_EXERCISE DIRECTIONS_
Print the listing that follows, character for character.

_THE RECORDS_
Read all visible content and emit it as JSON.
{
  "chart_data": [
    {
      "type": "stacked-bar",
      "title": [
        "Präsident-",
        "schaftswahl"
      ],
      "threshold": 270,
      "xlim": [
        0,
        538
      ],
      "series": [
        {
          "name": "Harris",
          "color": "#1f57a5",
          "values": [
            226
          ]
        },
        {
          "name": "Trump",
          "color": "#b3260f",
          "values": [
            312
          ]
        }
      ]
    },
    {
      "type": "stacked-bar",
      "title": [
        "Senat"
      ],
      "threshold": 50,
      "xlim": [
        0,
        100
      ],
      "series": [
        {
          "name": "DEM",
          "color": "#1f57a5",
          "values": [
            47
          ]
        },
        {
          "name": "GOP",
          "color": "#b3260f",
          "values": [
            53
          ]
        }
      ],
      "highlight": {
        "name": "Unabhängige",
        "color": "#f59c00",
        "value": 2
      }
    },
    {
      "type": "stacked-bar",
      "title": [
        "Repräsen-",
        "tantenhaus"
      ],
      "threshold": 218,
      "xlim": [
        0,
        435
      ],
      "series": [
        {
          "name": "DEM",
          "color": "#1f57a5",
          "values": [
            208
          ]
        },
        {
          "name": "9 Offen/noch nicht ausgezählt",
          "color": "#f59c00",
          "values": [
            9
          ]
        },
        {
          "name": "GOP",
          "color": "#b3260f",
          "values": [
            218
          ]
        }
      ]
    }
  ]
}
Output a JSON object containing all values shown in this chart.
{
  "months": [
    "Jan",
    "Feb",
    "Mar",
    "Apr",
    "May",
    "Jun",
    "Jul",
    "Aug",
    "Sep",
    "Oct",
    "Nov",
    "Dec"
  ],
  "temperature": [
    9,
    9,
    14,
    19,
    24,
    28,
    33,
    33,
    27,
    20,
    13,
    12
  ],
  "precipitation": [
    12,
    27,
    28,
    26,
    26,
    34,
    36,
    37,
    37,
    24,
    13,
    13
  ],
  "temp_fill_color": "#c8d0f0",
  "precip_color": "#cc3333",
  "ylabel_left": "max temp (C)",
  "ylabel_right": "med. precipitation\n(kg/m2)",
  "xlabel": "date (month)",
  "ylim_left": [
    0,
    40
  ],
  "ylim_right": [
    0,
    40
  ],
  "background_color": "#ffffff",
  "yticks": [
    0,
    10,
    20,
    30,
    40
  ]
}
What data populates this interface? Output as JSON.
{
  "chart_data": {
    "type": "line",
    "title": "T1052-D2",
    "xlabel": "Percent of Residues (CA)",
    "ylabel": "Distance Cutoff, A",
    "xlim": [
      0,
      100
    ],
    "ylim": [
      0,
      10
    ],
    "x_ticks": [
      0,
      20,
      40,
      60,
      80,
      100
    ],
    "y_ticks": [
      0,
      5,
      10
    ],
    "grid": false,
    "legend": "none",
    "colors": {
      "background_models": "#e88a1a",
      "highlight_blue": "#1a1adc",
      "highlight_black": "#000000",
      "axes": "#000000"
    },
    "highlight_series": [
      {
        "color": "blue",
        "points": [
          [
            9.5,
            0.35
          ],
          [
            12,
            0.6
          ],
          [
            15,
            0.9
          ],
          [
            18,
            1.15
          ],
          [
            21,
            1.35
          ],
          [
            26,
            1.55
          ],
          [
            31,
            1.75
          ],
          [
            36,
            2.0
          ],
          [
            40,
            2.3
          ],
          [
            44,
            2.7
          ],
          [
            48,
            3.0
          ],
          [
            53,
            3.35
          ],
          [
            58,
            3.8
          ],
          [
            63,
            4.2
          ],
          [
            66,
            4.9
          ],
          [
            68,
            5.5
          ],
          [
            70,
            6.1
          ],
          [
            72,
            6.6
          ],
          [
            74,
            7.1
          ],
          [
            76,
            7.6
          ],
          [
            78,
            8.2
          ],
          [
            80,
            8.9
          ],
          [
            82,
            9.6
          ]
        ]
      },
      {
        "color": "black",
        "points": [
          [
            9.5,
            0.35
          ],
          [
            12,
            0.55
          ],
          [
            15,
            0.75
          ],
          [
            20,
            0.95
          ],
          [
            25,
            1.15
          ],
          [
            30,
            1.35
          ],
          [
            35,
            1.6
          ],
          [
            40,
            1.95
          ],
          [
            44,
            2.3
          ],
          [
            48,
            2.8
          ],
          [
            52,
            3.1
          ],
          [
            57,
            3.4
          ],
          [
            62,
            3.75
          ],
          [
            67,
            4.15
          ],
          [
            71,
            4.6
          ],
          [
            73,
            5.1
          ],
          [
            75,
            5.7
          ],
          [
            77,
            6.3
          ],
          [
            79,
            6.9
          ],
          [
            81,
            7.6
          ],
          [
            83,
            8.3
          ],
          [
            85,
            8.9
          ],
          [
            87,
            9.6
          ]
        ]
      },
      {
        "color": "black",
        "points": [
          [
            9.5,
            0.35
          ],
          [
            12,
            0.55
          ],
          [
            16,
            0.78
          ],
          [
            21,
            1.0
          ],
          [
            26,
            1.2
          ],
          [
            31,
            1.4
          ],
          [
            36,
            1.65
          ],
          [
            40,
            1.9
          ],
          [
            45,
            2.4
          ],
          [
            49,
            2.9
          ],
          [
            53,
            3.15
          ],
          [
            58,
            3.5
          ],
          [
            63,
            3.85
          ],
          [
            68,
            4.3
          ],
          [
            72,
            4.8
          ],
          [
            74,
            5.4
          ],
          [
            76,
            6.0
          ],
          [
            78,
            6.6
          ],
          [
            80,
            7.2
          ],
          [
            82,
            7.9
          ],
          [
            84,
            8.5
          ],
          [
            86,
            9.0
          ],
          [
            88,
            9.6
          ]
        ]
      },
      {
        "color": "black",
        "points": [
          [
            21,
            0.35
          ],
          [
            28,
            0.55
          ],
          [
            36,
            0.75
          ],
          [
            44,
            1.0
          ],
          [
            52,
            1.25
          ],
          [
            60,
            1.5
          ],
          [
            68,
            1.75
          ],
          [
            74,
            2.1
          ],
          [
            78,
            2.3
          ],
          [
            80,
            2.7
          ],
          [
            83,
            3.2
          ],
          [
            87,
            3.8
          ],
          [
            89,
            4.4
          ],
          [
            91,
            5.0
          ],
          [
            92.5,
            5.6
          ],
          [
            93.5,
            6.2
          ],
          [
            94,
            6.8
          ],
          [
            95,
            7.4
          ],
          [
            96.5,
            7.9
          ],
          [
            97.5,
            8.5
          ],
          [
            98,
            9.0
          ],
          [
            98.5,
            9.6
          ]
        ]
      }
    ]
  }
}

_SOLUTION BELOW_
Read all visible content and emit it as JSON.
{
  "chart_data": [
    {
      "type": "stacked-bar",
      "title": [
        "Präsident-",
        "schaftswahl"
      ],
      "threshold": 270,
      "xlim": [
        0,
        538
      ],
      "series": [
        {
          "name": "Harris",
          "color": "#1f57a5",
          "values": [
            226
          ]
        },
        {
          "name": "Trump",
          "color": "#b3260f",
          "values": [
            312
          ]
        }
      ]
    },
    {
      "type": "stacked-bar",
      "title": [
        "Senat"
      ],
      "threshold": 50,
      "xlim": [
        0,
        100
      ],
      "series": [
        {
          "name": "DEM",
          "color": "#1f57a5",
          "values": [
            47
          ]
        },
        {
          "name": "GOP",
          "color": "#b3260f",
          "values": [
            53
          ]
        }
      ],
      "highlight": {
        "name": "Unabhängige",
        "color": "#f59c00",
        "value": 2
      }
    },
    {
      "type": "stacked-bar",
      "title": [
        "Repräsen-",
        "tantenhaus"
      ],
      "threshold": 218,
      "xlim": [
        0,
        435
      ],
      "series": [
        {
          "name": "DEM",
          "color": "#1f57a5",
          "values": [
            208
          ]
        },
        {
          "name": "9 Offen/noch nicht ausgezählt",
          "color": "#f59c00",
          "values": [
            9
          ]
        },
        {
          "name": "GOP",
          "color": "#b3260f",
          "values": [
            218
          ]
        }
      ]
    }
  ]
}
Output a JSON object containing all values shown in this chart.
{
  "months": [
    "Jan",
    "Feb",
    "Mar",
    "Apr",
    "May",
    "Jun",
    "Jul",
    "Aug",
    "Sep",
    "Oct",
    "Nov",
    "Dec"
  ],
  "temperature": [
    9,
    9,
    14,
    19,
    24,
    28,
    33,
    33,
    27,
    20,
    13,
    12
  ],
  "precipitation": [
    12,
    27,
    28,
    26,
    26,
    34,
    36,
    37,
    37,
    24,
    13,
    13
  ],
  "temp_fill_color": "#c8d0f0",
  "precip_color": "#cc3333",
  "ylabel_left": "max temp (C)",
  "ylabel_right": "med. precipitation\n(kg/m2)",
  "xlabel": "date (month)",
  "ylim_left": [
    0,
    40
  ],
  "ylim_right": [
    0,
    40
  ],
  "background_color": "#ffffff",
  "yticks": [
    0,
    10,
    20,
    30,
    40
  ]
}
What data populates this interface? Output as JSON.
{
  "chart_data": {
    "type": "line",
    "title": "T1052-D2",
    "xlabel": "Percent of Residues (CA)",
    "ylabel": "Distance Cutoff, A",
    "xlim": [
      0,
      100
    ],
    "ylim": [
      0,
      10
    ],
    "x_ticks": [
      0,
      20,
      40,
      60,
      80,
      100
    ],
    "y_ticks": [
      0,
      5,
      10
    ],
    "grid": false,
    "legend": "none",
    "colors": {
      "background_models": "#e88a1a",
      "highlight_blue": "#1a1adc",
      "highlight_black": "#000000",
      "axes": "#000000"
    },
    "highlight_series": [
      {
        "color": "blue",
        "points": [
          [
            9.5,
            0.35
          ],
          [
            12,
            0.6
          ],
          [
            15,
            0.9
          ],
          [
            18,
            1.15
          ],
          [
            21,
            1.35
          ],
          [
            26,
            1.55
          ],
          [
            31,
            1.75
          ],
          [
            36,
            2.0
          ],
          [
            40,
            2.3
          ],
          [
            44,
            2.7
          ],
          [
            48,
            3.0
          ],
          [
            53,
            3.35
          ],
          [
            58,
            3.8
          ],
          [
            63,
            4.2
          ],
          [
            66,
            4.9
          ],
          [
            68,
            5.5
          ],
          [
            70,
            6.1
          ],
          [
            72,
            6.6
          ],
          [
            74,
            7.1
          ],
          [
            76,
            7.6
          ],
          [
            78,
            8.2
          ],
          [
            80,
            8.9
          ],
          [
            82,
            9.6
          ]
        ]
      },
      {
        "color": "black",
        "points": [
          [
            9.5,
            0.35
          ],
          [
            12,
            0.55
          ],
          [
            15,
            0.75
          ],
          [
            20,
            0.95
          ],
          [
            25,
            1.15
          ],
          [
            30,
            1.35
          ],
          [
            35,
            1.6
          ],
          [
            40,
            1.95
          ],
          [
            44,
            2.3
          ],
          [
            48,
            2.8
          ],
          [
            52,
            3.1
          ],
          [
            57,
            3.4
          ],
          [
            62,
            3.75
          ],
          [
            67,
            4.15
          ],
          [
            71,
            4.6
          ],
          [
            73,
            5.1
          ],
          [
            75,
            5.7
          ],
          [
            77,
            6.3
          ],
          [
            79,
            6.9
          ],
          [
            81,
            7.6
          ],
          [
            83,
            8.3
          ],
          [
            85,
            8.9
          ],
          [
            87,
            9.6
          ]
        ]
      },
      {
        "color": "black",
        "points": [
          [
            9.5,
            0.35
          ],
          [
            12,
            0.55
          ],
          [
            16,
            0.78
          ],
          [
            21,
            1.0
          ],
          [
            26,
            1.2
          ],
          [
            31,
            1.4
          ],
          [
            36,
            1.65
          ],
          [
            40,
            1.9
          ],
          [
            45,
            2.4
          ],
          [
            49,
            2.9
          ],
          [
            53,
            3.15
          ],
          [
            58,
            3.5
          ],
          [
            63,
            3.85
          ],
          [
            68,
            4.3
          ],
          [
            72,
            4.8
          ],
          [
            74,
            5.4
          ],
          [
            76,
            6.0
          ],
          [
            78,
            6.6
          ],
          [
            80,
            7.2
          ],
          [
            82,
            7.9
          ],
          [
            84,
            8.5
          ],
          [
            86,
            9.0
          ],
          [
            88,
            9.6
          ]
        ]
      },
      {
        "color": "black",
        "points": [
          [
            21,
            0.35
          ],
          [
            28,
            0.55
          ],
          [
            36,
            0.75
          ],
          [
            44,
            1.0
          ],
          [
            52,
            1.25
          ],
          [
            60,
            1.5
          ],
          [
            68,
            1.75
          ],
          [
            74,
            2.1
          ],
          [
            78,
            2.3
          ],
          [
            80,
            2.7
          ],
          [
            83,
            3.2
          ],
          [
            87,
            3.8
          ],
          [
            89,
            4.4
          ],
          [
            91,
            5.0
          ],
          [
            92.5,
            5.6
          ],
          [
            93.5,
            6.2
          ],
          [
            94,
            6.8
          ],
          [
            95,
            7.4
          ],
          [
            96.5,
            7.9
          ],
          [
            97.5,
            8.5
          ],
          [
            98,
            9.0
          ],
          [
            98.5,
            9.6
          ]
        ]
      }
    ]
  }
}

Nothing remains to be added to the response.